SET TASK: Please copy every line of the records below that holds the word "text".

RAW DATA:
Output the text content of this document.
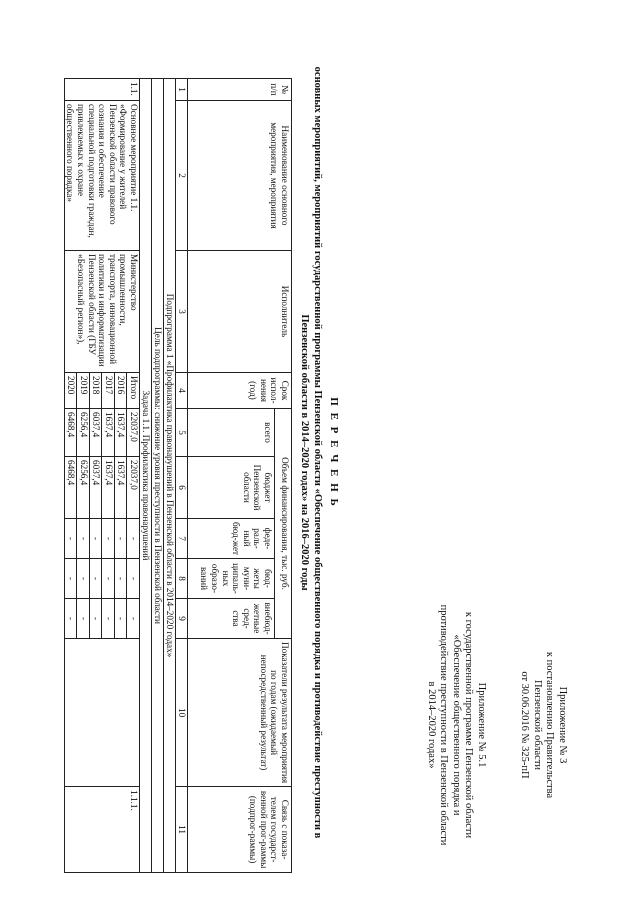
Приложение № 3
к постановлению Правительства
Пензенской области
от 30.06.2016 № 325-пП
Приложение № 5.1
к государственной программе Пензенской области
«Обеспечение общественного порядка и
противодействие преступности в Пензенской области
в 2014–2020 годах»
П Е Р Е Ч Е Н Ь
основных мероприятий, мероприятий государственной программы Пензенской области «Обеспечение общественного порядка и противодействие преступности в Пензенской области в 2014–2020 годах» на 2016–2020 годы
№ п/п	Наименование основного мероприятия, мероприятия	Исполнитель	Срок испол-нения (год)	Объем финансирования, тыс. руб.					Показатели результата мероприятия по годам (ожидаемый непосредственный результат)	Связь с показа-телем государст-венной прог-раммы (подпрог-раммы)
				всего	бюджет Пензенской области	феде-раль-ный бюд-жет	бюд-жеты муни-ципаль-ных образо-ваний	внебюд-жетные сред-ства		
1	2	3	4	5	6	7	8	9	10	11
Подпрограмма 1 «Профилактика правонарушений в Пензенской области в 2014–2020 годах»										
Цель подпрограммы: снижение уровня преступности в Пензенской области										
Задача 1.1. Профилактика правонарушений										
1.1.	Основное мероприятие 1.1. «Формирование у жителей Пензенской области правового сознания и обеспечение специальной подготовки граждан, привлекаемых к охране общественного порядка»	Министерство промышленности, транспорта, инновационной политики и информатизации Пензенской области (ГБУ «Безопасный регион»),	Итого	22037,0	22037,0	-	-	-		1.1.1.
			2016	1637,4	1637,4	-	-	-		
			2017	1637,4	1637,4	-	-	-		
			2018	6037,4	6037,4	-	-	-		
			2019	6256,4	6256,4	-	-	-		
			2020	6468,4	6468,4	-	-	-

--

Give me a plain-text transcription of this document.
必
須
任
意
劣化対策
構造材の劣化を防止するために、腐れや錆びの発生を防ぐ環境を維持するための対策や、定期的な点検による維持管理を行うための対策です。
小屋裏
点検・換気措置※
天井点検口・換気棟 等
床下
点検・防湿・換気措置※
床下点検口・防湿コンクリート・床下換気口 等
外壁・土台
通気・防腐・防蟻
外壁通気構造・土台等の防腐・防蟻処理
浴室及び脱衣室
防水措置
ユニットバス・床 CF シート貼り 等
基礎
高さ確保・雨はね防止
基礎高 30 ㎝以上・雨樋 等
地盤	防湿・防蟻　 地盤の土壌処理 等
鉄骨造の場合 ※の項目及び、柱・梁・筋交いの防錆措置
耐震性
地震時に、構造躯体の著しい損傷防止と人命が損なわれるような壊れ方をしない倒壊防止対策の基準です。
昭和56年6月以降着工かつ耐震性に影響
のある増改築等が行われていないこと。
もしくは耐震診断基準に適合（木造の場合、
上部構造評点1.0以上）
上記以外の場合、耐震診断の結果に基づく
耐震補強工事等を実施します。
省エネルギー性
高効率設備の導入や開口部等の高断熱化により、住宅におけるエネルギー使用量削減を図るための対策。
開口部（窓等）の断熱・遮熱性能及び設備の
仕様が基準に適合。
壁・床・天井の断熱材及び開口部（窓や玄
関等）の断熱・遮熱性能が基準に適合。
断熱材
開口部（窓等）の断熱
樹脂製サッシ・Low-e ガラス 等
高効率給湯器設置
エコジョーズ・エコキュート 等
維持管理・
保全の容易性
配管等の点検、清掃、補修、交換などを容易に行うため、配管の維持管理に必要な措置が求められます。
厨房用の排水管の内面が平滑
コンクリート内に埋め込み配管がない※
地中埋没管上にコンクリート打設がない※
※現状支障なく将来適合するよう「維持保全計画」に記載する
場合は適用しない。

OUTPUT OF THE EXERCISE:
Output the text content of this document.
Give me a plain-text transcription of this document.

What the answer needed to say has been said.